[Stored items from a collection]
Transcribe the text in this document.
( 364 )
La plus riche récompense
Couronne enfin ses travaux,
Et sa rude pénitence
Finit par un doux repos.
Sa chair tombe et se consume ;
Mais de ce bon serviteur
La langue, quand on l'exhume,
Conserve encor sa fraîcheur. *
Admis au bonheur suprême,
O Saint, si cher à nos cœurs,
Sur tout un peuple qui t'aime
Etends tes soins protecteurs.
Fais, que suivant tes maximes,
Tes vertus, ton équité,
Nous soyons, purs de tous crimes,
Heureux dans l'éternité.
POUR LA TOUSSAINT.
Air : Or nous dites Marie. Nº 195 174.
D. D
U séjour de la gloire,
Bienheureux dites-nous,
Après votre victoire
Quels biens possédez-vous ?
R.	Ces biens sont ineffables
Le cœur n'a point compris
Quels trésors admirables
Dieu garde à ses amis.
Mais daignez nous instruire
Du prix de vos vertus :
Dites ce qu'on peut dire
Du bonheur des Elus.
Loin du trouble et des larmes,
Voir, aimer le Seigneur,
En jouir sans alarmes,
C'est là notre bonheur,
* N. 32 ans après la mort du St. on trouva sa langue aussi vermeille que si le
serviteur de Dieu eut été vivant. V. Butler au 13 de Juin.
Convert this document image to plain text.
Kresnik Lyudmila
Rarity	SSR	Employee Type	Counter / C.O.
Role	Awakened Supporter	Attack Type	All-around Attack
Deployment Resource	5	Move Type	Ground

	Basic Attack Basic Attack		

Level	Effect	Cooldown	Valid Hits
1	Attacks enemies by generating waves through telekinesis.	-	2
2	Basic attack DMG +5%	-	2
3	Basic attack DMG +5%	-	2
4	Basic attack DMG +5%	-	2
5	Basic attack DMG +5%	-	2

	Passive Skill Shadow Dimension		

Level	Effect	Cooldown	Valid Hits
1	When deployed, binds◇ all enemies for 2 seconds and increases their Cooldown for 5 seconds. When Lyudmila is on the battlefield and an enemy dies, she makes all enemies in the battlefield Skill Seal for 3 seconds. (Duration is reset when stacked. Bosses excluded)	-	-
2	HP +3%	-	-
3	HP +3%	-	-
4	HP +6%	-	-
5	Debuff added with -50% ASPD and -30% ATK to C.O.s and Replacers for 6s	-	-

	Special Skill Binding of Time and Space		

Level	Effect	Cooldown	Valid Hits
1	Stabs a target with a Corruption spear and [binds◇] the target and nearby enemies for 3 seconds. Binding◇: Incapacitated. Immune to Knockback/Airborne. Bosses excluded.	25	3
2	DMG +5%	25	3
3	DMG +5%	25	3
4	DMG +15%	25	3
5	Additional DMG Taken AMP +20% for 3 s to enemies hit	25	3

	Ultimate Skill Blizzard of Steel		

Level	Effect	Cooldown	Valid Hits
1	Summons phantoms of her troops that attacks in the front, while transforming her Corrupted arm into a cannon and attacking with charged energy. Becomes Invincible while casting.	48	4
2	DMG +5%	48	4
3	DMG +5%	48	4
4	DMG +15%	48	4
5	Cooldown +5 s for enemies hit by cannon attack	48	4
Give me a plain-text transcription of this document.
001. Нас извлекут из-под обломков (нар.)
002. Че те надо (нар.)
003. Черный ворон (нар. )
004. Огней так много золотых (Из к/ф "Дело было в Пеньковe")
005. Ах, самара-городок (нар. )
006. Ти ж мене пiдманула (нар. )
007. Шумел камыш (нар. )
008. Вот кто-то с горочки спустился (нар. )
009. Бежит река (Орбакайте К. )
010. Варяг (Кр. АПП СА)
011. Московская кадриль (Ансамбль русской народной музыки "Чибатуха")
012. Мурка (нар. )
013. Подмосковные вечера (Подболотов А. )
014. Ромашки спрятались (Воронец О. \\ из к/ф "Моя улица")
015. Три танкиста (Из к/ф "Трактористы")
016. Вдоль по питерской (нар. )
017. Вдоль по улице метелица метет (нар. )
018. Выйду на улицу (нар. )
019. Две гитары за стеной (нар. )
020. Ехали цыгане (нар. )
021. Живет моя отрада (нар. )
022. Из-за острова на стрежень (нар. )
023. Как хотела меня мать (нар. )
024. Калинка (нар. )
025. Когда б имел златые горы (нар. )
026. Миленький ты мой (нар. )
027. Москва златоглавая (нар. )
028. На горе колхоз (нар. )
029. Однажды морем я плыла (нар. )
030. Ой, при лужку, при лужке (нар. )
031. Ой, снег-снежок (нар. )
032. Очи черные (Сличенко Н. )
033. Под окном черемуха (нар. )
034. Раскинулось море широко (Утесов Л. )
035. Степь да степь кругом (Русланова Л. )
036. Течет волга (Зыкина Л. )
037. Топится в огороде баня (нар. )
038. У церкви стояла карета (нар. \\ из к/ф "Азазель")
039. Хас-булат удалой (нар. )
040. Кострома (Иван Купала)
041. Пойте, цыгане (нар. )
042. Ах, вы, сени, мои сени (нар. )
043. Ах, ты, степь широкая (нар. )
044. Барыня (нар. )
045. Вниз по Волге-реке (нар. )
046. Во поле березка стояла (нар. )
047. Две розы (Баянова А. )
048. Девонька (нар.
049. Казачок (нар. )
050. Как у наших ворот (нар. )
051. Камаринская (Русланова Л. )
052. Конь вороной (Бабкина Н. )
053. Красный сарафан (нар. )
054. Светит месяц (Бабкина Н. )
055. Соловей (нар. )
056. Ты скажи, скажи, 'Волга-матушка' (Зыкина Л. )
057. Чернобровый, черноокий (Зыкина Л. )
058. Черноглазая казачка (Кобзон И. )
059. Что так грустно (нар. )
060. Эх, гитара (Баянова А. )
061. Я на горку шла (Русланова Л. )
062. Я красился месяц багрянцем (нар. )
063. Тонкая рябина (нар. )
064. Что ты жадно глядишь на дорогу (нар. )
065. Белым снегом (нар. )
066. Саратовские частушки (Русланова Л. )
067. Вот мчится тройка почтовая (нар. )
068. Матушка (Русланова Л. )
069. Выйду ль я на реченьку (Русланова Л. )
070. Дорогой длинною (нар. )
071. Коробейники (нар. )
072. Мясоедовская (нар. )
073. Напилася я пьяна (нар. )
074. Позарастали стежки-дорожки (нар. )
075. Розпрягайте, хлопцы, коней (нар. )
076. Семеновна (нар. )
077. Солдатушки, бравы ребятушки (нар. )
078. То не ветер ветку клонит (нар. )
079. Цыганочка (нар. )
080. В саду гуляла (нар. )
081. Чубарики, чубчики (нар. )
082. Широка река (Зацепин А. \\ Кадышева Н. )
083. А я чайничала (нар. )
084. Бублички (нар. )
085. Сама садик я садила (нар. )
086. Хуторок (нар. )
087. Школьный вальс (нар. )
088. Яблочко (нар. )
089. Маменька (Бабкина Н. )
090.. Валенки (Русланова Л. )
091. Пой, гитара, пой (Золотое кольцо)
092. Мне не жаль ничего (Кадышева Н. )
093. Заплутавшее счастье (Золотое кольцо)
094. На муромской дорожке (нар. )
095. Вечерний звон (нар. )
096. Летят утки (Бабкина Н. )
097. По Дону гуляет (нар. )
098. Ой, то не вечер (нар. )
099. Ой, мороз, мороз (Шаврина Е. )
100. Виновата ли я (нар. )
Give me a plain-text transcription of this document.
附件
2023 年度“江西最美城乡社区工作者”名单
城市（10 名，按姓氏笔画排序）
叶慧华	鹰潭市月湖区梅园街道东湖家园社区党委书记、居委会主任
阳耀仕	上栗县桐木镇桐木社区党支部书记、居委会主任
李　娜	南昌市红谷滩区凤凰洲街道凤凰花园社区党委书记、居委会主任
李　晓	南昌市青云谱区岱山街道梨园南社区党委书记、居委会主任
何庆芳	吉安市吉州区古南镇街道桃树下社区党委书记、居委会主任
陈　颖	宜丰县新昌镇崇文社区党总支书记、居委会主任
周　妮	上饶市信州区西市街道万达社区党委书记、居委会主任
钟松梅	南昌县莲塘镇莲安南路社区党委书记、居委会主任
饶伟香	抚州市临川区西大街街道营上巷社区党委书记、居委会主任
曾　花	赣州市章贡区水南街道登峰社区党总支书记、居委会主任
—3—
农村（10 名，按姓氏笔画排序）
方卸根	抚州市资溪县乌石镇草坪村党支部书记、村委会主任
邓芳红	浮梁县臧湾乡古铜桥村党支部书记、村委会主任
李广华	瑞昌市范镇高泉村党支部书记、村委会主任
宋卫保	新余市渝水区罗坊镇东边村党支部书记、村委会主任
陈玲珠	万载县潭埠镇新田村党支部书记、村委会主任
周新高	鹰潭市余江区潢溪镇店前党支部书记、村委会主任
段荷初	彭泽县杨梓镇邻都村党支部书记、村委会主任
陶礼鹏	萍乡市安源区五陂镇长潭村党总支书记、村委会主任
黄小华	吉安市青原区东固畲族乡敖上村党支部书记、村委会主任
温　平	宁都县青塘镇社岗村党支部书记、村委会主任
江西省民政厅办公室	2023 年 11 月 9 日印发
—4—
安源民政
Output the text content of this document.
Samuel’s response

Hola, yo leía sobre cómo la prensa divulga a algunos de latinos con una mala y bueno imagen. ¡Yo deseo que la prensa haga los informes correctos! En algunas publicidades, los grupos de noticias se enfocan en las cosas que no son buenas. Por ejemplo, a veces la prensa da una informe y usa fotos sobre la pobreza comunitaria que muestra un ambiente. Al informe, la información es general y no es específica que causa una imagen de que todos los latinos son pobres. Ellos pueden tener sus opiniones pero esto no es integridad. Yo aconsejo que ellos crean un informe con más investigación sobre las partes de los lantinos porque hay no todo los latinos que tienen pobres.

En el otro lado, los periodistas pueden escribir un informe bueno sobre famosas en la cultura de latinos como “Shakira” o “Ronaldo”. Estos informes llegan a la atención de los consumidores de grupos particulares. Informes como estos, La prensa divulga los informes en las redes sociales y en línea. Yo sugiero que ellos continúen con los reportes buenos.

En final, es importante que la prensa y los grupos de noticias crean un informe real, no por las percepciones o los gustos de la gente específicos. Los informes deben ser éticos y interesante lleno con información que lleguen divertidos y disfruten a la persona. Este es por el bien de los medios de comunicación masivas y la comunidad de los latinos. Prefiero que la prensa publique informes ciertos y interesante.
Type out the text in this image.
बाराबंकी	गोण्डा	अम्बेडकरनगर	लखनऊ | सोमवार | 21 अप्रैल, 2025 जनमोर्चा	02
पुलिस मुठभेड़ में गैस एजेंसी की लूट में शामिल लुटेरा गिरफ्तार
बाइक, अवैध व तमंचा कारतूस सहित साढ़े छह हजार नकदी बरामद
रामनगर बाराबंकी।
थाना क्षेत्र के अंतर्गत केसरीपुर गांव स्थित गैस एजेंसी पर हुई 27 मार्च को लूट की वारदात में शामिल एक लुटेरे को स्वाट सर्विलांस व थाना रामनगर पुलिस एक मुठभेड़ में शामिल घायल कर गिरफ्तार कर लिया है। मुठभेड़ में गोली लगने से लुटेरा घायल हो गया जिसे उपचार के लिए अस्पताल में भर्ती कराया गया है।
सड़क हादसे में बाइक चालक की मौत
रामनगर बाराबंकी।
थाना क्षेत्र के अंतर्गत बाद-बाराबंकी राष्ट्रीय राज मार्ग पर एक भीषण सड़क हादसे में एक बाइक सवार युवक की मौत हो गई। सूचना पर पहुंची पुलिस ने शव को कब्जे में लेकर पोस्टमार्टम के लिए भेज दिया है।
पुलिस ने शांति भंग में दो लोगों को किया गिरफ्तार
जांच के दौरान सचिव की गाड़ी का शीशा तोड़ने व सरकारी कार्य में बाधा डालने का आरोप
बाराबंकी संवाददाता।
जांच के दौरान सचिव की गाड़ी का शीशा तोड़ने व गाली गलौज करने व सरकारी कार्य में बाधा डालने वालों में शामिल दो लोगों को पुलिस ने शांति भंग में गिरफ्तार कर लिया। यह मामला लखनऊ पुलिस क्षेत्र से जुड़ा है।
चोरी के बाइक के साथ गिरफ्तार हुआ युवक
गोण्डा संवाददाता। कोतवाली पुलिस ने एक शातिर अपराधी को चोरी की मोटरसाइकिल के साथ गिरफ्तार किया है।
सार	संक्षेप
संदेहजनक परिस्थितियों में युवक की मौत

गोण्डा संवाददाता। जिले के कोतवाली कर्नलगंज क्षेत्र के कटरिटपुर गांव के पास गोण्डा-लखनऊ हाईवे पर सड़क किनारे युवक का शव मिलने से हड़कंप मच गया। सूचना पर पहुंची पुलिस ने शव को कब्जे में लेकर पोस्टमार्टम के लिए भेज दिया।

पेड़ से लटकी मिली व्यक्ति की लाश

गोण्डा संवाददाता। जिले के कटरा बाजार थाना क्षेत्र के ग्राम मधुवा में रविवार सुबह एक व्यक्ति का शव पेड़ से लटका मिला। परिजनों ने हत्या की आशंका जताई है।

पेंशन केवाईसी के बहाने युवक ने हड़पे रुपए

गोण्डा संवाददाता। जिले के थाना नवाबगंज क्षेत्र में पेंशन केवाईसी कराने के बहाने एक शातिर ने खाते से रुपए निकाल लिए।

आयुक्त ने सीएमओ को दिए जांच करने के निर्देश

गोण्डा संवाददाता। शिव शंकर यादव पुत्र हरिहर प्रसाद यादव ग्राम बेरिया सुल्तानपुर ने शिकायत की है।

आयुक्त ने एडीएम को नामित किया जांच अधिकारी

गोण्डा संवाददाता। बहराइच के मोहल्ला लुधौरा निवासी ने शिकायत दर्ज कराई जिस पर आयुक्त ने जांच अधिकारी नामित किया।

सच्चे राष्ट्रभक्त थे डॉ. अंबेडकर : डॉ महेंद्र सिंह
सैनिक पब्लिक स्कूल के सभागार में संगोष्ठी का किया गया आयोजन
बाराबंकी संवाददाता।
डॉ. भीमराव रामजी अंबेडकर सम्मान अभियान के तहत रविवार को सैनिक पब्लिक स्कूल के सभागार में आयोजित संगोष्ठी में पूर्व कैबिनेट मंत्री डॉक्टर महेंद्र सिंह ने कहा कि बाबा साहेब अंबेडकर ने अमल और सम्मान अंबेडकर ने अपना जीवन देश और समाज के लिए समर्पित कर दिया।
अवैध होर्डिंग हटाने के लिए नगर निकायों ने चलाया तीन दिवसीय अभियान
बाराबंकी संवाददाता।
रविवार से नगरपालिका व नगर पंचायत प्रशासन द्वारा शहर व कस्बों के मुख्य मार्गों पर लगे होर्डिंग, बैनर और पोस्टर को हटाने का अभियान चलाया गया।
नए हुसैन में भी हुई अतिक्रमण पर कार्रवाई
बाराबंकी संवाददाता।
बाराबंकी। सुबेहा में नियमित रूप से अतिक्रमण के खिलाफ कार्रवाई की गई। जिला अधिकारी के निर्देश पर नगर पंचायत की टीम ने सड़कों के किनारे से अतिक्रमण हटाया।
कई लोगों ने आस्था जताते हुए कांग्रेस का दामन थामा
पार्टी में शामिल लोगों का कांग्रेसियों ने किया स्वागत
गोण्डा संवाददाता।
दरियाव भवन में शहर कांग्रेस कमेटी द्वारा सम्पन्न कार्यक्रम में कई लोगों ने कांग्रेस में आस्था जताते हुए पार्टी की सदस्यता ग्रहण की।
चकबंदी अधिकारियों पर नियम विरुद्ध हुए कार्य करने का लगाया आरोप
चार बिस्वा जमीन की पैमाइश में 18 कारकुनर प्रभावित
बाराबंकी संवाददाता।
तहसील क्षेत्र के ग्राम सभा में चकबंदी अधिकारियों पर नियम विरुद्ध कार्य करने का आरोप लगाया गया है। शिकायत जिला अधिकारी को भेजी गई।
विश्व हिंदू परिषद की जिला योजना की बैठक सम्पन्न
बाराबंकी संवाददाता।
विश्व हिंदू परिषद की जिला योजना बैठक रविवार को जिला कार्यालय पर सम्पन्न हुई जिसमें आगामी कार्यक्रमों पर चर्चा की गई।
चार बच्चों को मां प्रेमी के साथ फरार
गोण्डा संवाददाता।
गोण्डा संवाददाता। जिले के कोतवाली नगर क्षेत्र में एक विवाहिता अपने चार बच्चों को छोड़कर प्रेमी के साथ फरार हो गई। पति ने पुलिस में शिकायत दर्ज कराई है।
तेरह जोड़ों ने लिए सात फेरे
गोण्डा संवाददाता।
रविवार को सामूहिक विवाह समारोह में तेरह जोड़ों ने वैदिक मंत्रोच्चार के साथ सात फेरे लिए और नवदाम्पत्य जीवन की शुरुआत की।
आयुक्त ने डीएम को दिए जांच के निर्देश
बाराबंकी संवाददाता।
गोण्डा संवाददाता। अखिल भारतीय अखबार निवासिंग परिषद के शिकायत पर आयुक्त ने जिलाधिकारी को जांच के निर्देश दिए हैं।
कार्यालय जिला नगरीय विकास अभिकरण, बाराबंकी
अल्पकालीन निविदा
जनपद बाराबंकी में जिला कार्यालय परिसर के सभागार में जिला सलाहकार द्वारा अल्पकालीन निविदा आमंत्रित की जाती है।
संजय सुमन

■ Stated task
Provide the number of lines in the data above that contain the string "Type", and nothing else.

■ Task output
4